Copy out the data below as written; omit any images.

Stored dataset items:
--- start ---

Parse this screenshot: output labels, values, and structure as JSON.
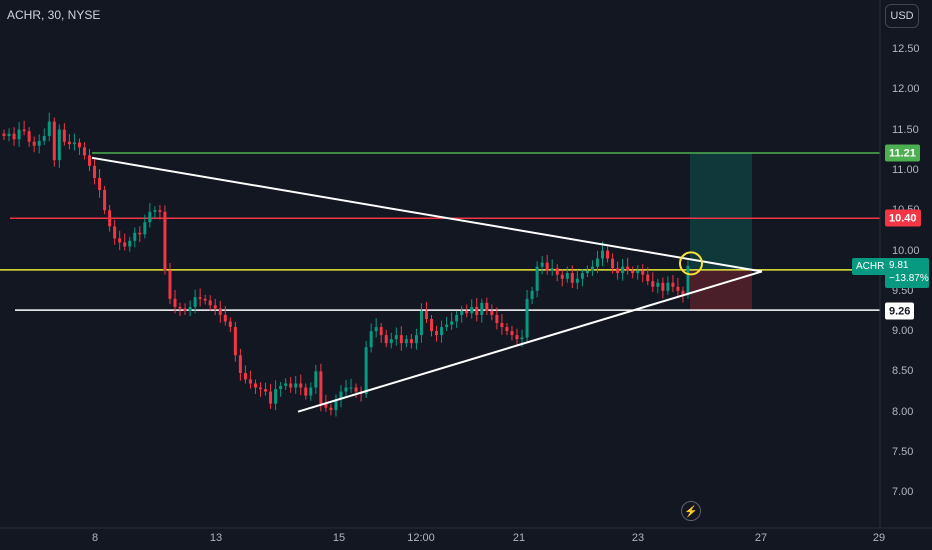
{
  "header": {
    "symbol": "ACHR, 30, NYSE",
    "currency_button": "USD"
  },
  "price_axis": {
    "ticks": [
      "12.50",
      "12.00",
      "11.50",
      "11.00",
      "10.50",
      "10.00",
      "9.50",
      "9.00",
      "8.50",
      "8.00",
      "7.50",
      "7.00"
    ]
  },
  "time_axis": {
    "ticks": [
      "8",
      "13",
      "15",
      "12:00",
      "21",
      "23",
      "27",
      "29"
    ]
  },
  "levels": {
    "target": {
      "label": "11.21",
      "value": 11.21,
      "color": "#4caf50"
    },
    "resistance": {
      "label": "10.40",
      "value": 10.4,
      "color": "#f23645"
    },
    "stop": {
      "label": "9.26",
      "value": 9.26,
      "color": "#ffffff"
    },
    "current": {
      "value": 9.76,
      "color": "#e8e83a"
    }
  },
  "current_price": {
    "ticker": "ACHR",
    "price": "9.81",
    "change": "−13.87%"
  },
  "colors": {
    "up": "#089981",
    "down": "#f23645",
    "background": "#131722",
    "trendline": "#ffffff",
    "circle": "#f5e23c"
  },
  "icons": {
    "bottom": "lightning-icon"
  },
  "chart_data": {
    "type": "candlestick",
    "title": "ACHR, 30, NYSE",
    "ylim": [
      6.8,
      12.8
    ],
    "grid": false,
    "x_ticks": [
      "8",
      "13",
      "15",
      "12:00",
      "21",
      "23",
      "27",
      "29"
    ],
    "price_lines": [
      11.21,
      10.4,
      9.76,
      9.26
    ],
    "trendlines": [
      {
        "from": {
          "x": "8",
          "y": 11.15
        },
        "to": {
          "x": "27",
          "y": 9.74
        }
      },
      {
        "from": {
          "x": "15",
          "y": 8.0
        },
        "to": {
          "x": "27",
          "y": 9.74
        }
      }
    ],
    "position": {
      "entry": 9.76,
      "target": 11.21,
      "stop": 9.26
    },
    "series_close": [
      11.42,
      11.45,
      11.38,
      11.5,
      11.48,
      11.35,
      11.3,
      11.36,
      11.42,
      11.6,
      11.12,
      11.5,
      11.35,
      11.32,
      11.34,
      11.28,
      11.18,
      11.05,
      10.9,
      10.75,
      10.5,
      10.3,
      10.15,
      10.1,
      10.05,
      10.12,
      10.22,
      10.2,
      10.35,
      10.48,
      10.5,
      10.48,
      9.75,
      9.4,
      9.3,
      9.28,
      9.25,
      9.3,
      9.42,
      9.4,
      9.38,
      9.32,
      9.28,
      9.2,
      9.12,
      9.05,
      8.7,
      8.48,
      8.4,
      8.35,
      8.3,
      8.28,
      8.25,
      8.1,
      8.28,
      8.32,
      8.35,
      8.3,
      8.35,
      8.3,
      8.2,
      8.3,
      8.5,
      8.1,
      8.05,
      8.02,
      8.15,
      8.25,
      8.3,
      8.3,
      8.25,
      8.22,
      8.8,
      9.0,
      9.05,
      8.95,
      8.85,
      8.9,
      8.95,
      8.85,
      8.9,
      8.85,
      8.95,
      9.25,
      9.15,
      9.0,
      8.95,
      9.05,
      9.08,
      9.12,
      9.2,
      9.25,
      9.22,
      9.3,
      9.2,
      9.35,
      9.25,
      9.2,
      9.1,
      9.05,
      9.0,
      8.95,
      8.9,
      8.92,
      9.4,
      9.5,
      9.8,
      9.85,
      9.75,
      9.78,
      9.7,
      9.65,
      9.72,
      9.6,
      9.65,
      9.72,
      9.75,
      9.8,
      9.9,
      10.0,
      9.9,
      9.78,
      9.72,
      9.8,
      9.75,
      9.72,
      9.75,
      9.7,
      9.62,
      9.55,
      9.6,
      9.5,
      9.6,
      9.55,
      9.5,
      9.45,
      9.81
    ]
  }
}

--- end ---

_EXERCISE ANSWER_
Parse this screenshot: output labels, values, and structure as JSON.
{
  "header": {
    "symbol": "ACHR, 30, NYSE",
    "currency_button": "USD"
  },
  "price_axis": {
    "ticks": [
      "12.50",
      "12.00",
      "11.50",
      "11.00",
      "10.50",
      "10.00",
      "9.50",
      "9.00",
      "8.50",
      "8.00",
      "7.50",
      "7.00"
    ]
  },
  "time_axis": {
    "ticks": [
      "8",
      "13",
      "15",
      "12:00",
      "21",
      "23",
      "27",
      "29"
    ]
  },
  "levels": {
    "target": {
      "label": "11.21",
      "value": 11.21,
      "color": "#4caf50"
    },
    "resistance": {
      "label": "10.40",
      "value": 10.4,
      "color": "#f23645"
    },
    "stop": {
      "label": "9.26",
      "value": 9.26,
      "color": "#ffffff"
    },
    "current": {
      "value": 9.76,
      "color": "#e8e83a"
    }
  },
  "current_price": {
    "ticker": "ACHR",
    "price": "9.81",
    "change": "−13.87%"
  },
  "colors": {
    "up": "#089981",
    "down": "#f23645",
    "background": "#131722",
    "trendline": "#ffffff",
    "circle": "#f5e23c"
  },
  "icons": {
    "bottom": "lightning-icon"
  },
  "chart_data": {
    "type": "candlestick",
    "title": "ACHR, 30, NYSE",
    "ylim": [
      6.8,
      12.8
    ],
    "grid": false,
    "x_ticks": [
      "8",
      "13",
      "15",
      "12:00",
      "21",
      "23",
      "27",
      "29"
    ],
    "price_lines": [
      11.21,
      10.4,
      9.76,
      9.26
    ],
    "trendlines": [
      {
        "from": {
          "x": "8",
          "y": 11.15
        },
        "to": {
          "x": "27",
          "y": 9.74
        }
      },
      {
        "from": {
          "x": "15",
          "y": 8.0
        },
        "to": {
          "x": "27",
          "y": 9.74
        }
      }
    ],
    "position": {
      "entry": 9.76,
      "target": 11.21,
      "stop": 9.26
    },
    "series_close": [
      11.42,
      11.45,
      11.38,
      11.5,
      11.48,
      11.35,
      11.3,
      11.36,
      11.42,
      11.6,
      11.12,
      11.5,
      11.35,
      11.32,
      11.34,
      11.28,
      11.18,
      11.05,
      10.9,
      10.75,
      10.5,
      10.3,
      10.15,
      10.1,
      10.05,
      10.12,
      10.22,
      10.2,
      10.35,
      10.48,
      10.5,
      10.48,
      9.75,
      9.4,
      9.3,
      9.28,
      9.25,
      9.3,
      9.42,
      9.4,
      9.38,
      9.32,
      9.28,
      9.2,
      9.12,
      9.05,
      8.7,
      8.48,
      8.4,
      8.35,
      8.3,
      8.28,
      8.25,
      8.1,
      8.28,
      8.32,
      8.35,
      8.3,
      8.35,
      8.3,
      8.2,
      8.3,
      8.5,
      8.1,
      8.05,
      8.02,
      8.15,
      8.25,
      8.3,
      8.3,
      8.25,
      8.22,
      8.8,
      9.0,
      9.05,
      8.95,
      8.85,
      8.9,
      8.95,
      8.85,
      8.9,
      8.85,
      8.95,
      9.25,
      9.15,
      9.0,
      8.95,
      9.05,
      9.08,
      9.12,
      9.2,
      9.25,
      9.22,
      9.3,
      9.2,
      9.35,
      9.25,
      9.2,
      9.1,
      9.05,
      9.0,
      8.95,
      8.9,
      8.92,
      9.4,
      9.5,
      9.8,
      9.85,
      9.75,
      9.78,
      9.7,
      9.65,
      9.72,
      9.6,
      9.65,
      9.72,
      9.75,
      9.8,
      9.9,
      10.0,
      9.9,
      9.78,
      9.72,
      9.8,
      9.75,
      9.72,
      9.75,
      9.7,
      9.62,
      9.55,
      9.6,
      9.5,
      9.6,
      9.55,
      9.5,
      9.45,
      9.81
    ]
  }
}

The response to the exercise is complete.